(Dataset items)

┄┄┄┄┄┄┄┄┄┄

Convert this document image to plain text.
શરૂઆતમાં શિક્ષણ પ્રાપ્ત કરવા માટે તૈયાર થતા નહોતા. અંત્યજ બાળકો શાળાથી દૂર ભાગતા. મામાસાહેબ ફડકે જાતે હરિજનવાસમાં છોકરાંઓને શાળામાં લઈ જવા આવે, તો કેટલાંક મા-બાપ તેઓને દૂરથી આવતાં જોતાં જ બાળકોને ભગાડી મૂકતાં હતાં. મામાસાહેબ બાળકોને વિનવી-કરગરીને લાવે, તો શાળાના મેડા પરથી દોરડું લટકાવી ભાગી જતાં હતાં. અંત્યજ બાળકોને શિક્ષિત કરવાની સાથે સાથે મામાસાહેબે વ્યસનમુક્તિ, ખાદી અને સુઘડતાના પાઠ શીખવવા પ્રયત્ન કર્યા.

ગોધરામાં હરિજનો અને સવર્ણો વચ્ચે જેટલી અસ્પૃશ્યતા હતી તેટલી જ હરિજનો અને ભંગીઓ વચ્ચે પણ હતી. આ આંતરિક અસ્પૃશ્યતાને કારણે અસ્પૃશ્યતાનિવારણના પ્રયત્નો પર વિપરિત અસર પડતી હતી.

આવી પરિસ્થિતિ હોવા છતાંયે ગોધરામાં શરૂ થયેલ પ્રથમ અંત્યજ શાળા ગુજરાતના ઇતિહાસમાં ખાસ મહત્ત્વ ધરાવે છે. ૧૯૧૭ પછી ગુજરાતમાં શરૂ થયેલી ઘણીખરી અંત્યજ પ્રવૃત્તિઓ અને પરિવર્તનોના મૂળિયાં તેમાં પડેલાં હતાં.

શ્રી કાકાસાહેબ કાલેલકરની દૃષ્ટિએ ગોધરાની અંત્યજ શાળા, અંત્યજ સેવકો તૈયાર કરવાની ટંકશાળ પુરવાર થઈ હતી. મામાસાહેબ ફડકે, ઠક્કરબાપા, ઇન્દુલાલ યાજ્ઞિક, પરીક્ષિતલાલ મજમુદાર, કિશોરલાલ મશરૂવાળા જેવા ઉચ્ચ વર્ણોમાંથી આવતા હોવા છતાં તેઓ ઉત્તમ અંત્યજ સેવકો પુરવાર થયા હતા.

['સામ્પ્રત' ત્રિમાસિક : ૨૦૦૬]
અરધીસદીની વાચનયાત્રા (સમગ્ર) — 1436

┄┄┄┄┄┄┄┄┄┄

_Do this_
Set all of the entries down again, exactly as they were given.

_The completed task_
Convert this document image to plain text.
શરૂઆતમાં શિક્ષણ પ્રાપ્ત કરવા માટે તૈયાર થતા નહોતા. અંત્યજ બાળકો શાળાથી દૂર ભાગતા. મામાસાહેબ ફડકે જાતે હરિજનવાસમાં છોકરાંઓને શાળામાં લઈ જવા આવે, તો કેટલાંક મા-બાપ તેઓને દૂરથી આવતાં જોતાં જ બાળકોને ભગાડી મૂકતાં હતાં. મામાસાહેબ બાળકોને વિનવી-કરગરીને લાવે, તો શાળાના મેડા પરથી દોરડું લટકાવી ભાગી જતાં હતાં. અંત્યજ બાળકોને શિક્ષિત કરવાની સાથે સાથે મામાસાહેબે વ્યસનમુક્તિ, ખાદી અને સુઘડતાના પાઠ શીખવવા પ્રયત્ન કર્યા.

ગોધરામાં હરિજનો અને સવર્ણો વચ્ચે જેટલી અસ્પૃશ્યતા હતી તેટલી જ હરિજનો અને ભંગીઓ વચ્ચે પણ હતી. આ આંતરિક અસ્પૃશ્યતાને કારણે અસ્પૃશ્યતાનિવારણના પ્રયત્નો પર વિપરિત અસર પડતી હતી.

આવી પરિસ્થિતિ હોવા છતાંયે ગોધરામાં શરૂ થયેલ પ્રથમ અંત્યજ શાળા ગુજરાતના ઇતિહાસમાં ખાસ મહત્ત્વ ધરાવે છે. ૧૯૧૭ પછી ગુજરાતમાં શરૂ થયેલી ઘણીખરી અંત્યજ પ્રવૃત્તિઓ અને પરિવર્તનોના મૂળિયાં તેમાં પડેલાં હતાં.

શ્રી કાકાસાહેબ કાલેલકરની દૃષ્ટિએ ગોધરાની અંત્યજ શાળા, અંત્યજ સેવકો તૈયાર કરવાની ટંકશાળ પુરવાર થઈ હતી. મામાસાહેબ ફડકે, ઠક્કરબાપા, ઇન્દુલાલ યાજ્ઞિક, પરીક્ષિતલાલ મજમુદાર, કિશોરલાલ મશરૂવાળા જેવા ઉચ્ચ વર્ણોમાંથી આવતા હોવા છતાં તેઓ ઉત્તમ અંત્યજ સેવકો પુરવાર થયા હતા.

['સામ્પ્રત' ત્રિમાસિક : ૨૦૦૬]
અરધીસદીની વાચનયાત્રા (સમગ્ર) — 1436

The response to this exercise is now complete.